ЗАДАНИЕ A: Как в отрывке названы злободневные политические песенки, игравшие огромную роль во Франции?
ЗАДАНИЕ B: Перепишите часть отрывка от «Исходя из этих» до «миниатюры, или драмолетты.», заменив «радио» на «печати».

ФРАГМЕНТ ТЕКСТА:
────────

Кое-что в отношении организации красноармейской, а отчасти и гражданской песни – сделано, но этого крайне недостаточно. Если бы не довольно богатое развитие новейшей частушки, то можно было бы сказать, что нашему времени нечем потягаться с обостренными временами истории Франции. Там Voix de ville, то есть «городские голоса», внезапно возникающие злободневные политические песенки, играли огромную роль, и ими, так сказать, искрилось сознание и поведение масс.
Исходя из этих соображений, я считаю в высшей мере своевременным создать, путем привлечения лучших литературных и музыкальных сил, основу богатому, веселому, многостороннему, постепенно развивающемуся куплетно-песенному репертуару и распространять его могучими силами радио.
О маленькой пьесе*
Несколько раз в моей жизни я задавался целью писать театральные миниатюры, или драмолетты.
Приблизительно одни те же основания заставляли меня обратить внимание на этот жанр. Я неоднократно, в разные эпохи моей жизни, возвращался к нему1
.Сейчас я опять испытываю ту же потребность – немногие часы моего отдыха, которые я могу уделить беллетристическому творчеству, дающему такое огромное удовлетворение, посвятить этому жанру.
По правде сказать, такое влечение появляется обыкновенно безотчетно, но это не значит, что оно бывает беспричинным, и когда хорошенько подумаешь над этими причинами, то приходишь к целому ряду аргументов, которыми можно оправдать свою охоту.

────────

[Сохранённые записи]

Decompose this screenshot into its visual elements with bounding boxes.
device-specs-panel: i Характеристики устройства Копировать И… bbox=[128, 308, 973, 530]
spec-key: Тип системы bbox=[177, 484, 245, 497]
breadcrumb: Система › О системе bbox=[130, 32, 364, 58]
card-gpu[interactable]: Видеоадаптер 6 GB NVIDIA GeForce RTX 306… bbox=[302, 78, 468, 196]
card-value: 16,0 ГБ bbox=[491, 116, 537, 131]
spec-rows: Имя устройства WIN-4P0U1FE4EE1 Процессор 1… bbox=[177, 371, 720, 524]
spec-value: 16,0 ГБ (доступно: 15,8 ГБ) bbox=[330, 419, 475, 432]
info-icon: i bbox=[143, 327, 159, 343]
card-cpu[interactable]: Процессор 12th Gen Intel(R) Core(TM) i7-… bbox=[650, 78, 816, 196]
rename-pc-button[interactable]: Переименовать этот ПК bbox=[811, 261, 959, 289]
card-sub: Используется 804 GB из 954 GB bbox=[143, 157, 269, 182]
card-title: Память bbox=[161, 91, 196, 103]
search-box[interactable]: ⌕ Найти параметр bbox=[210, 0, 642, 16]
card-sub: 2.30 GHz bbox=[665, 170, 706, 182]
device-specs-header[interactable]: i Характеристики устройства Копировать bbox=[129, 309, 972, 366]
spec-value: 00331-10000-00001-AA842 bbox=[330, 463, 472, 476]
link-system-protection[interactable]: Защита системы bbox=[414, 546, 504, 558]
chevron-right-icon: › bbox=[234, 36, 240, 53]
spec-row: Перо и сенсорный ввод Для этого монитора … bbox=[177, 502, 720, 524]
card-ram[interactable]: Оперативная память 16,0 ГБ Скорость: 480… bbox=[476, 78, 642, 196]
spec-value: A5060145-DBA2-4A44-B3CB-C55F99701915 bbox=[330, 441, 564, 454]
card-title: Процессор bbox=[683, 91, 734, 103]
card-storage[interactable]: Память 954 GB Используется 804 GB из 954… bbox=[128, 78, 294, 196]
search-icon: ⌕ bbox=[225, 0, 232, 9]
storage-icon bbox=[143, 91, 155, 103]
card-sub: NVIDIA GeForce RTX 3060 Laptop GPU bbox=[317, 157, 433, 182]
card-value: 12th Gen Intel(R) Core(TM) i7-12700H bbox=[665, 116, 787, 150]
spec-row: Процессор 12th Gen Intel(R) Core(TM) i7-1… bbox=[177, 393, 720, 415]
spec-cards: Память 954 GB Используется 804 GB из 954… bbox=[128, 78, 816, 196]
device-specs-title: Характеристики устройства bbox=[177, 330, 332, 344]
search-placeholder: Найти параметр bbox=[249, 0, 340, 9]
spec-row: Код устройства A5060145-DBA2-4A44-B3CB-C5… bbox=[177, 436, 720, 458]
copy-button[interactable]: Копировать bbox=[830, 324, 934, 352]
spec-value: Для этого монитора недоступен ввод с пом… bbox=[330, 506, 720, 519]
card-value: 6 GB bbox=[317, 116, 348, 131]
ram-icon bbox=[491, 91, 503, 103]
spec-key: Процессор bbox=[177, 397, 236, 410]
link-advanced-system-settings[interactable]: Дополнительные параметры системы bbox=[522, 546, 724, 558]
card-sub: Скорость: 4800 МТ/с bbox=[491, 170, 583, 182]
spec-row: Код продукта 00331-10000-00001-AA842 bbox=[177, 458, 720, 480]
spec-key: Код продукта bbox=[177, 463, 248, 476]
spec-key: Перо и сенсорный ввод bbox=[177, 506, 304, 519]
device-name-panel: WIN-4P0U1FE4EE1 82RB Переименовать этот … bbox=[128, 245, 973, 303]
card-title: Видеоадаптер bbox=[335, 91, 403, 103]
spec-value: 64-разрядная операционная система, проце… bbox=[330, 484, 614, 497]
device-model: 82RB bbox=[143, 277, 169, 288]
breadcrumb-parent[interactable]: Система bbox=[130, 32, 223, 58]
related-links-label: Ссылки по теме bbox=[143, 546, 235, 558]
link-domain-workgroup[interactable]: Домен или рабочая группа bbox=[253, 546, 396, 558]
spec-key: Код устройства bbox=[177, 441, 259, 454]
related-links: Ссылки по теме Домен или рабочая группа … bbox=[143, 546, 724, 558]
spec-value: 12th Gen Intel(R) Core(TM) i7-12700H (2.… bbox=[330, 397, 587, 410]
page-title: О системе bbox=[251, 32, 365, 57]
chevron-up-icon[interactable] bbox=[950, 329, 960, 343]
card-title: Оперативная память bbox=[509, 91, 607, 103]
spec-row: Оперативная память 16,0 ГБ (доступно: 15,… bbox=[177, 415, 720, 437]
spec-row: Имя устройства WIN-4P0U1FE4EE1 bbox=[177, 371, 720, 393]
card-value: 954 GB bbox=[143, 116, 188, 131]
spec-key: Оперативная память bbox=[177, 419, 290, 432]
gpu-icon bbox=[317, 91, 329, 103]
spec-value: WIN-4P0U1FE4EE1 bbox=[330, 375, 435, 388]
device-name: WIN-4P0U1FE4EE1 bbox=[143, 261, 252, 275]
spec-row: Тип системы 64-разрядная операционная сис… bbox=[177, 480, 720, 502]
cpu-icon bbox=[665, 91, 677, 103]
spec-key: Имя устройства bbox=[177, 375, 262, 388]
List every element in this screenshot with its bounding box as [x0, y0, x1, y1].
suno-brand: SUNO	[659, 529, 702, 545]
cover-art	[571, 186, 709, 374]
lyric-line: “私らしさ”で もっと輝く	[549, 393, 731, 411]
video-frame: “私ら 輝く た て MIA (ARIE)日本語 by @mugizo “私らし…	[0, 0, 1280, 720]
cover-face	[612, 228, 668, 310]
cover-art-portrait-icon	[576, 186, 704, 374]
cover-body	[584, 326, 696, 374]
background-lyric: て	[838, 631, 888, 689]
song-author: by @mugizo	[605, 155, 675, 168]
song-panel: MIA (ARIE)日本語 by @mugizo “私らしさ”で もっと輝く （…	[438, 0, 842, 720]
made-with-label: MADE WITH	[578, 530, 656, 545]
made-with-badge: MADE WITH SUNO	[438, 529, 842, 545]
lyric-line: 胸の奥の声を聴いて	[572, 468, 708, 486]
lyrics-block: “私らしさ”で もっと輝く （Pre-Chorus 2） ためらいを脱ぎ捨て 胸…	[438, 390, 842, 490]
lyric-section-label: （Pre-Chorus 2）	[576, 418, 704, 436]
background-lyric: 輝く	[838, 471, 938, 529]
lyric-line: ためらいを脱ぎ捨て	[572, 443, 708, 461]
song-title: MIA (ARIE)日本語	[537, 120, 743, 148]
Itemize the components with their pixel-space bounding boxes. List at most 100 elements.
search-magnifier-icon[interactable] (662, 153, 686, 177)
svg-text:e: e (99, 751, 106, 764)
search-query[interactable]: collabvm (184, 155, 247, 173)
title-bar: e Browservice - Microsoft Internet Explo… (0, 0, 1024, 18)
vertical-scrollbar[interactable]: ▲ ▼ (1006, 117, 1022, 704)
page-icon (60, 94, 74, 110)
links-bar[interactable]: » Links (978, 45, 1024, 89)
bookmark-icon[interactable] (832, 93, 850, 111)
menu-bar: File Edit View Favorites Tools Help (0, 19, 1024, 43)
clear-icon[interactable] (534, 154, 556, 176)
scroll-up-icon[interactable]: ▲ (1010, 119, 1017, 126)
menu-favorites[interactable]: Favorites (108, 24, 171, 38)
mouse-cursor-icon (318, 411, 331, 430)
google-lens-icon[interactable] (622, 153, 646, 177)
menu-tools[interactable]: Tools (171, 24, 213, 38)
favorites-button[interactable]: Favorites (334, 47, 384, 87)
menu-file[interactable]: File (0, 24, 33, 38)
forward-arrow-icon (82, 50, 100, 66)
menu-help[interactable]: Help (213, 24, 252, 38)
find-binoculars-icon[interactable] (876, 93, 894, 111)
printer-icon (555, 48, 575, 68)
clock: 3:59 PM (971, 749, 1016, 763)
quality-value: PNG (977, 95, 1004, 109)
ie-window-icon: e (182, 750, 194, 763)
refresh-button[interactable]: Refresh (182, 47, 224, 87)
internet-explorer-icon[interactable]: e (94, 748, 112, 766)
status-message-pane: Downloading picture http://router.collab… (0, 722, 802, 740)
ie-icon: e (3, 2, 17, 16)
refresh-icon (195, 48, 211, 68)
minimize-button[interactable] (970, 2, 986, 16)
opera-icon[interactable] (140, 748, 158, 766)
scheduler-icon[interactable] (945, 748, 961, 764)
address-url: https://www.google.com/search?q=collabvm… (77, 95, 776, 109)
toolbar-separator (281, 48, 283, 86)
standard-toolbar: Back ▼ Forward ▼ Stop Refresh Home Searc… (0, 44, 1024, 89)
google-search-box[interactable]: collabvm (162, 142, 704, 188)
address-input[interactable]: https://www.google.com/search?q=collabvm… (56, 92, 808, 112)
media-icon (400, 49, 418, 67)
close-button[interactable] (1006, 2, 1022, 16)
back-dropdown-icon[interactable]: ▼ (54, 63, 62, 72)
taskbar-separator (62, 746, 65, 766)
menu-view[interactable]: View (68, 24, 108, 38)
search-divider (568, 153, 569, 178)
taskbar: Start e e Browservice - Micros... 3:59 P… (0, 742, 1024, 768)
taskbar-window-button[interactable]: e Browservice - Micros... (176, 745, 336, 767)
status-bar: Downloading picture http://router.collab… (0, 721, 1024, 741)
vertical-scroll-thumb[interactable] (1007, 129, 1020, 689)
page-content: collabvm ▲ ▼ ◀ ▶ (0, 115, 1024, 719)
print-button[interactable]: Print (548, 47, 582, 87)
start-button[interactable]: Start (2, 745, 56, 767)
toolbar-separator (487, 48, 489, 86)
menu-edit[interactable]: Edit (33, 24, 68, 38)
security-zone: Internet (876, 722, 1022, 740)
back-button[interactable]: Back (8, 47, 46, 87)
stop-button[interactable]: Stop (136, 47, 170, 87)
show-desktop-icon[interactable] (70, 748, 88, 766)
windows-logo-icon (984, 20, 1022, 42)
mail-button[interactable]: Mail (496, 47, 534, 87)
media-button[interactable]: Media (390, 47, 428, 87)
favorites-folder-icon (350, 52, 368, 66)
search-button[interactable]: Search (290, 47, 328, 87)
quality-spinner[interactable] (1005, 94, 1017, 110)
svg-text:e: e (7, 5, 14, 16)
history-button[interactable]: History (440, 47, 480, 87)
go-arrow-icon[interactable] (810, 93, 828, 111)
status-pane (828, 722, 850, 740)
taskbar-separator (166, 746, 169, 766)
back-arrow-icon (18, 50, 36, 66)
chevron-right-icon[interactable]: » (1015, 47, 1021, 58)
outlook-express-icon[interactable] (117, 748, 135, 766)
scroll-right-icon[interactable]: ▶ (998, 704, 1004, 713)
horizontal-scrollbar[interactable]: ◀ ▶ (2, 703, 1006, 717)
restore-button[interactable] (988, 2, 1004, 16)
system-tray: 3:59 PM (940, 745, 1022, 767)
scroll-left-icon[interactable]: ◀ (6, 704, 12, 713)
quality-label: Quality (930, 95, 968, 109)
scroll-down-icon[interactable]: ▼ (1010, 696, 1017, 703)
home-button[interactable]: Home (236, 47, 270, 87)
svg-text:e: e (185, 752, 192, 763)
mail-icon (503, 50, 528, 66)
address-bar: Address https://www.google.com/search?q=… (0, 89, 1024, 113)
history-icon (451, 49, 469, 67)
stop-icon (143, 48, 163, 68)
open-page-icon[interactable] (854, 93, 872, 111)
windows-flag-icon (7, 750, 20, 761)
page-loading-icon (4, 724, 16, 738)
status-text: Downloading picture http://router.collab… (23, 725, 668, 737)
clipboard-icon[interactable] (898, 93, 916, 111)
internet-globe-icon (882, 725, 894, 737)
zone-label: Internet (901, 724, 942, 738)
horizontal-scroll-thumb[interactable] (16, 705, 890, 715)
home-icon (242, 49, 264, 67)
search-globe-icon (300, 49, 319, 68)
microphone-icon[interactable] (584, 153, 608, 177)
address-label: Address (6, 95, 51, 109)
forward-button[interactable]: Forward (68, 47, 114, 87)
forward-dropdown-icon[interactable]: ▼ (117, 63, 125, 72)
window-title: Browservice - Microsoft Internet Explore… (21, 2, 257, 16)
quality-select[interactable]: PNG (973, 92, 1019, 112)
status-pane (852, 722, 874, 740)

────────

ОТВЕТ К ЗАДАНИЮ A: Voix de ville, то есть «городские голоса».

ОТВЕТ К ЗАДАНИЮ B:
Исходя из этих соображений, я считаю в высшей мере своевременным создать, путем привлечения лучших литературных и музыкальных сил, основу богатому, веселому, многостороннему, постепенно развивающемуся куплетно-песенному репертуару и распространять его могучими силами печати.
О маленькой пьесе*
Несколько раз в моей жизни я задавался целью писать театральные миниатюры, или драмолетты.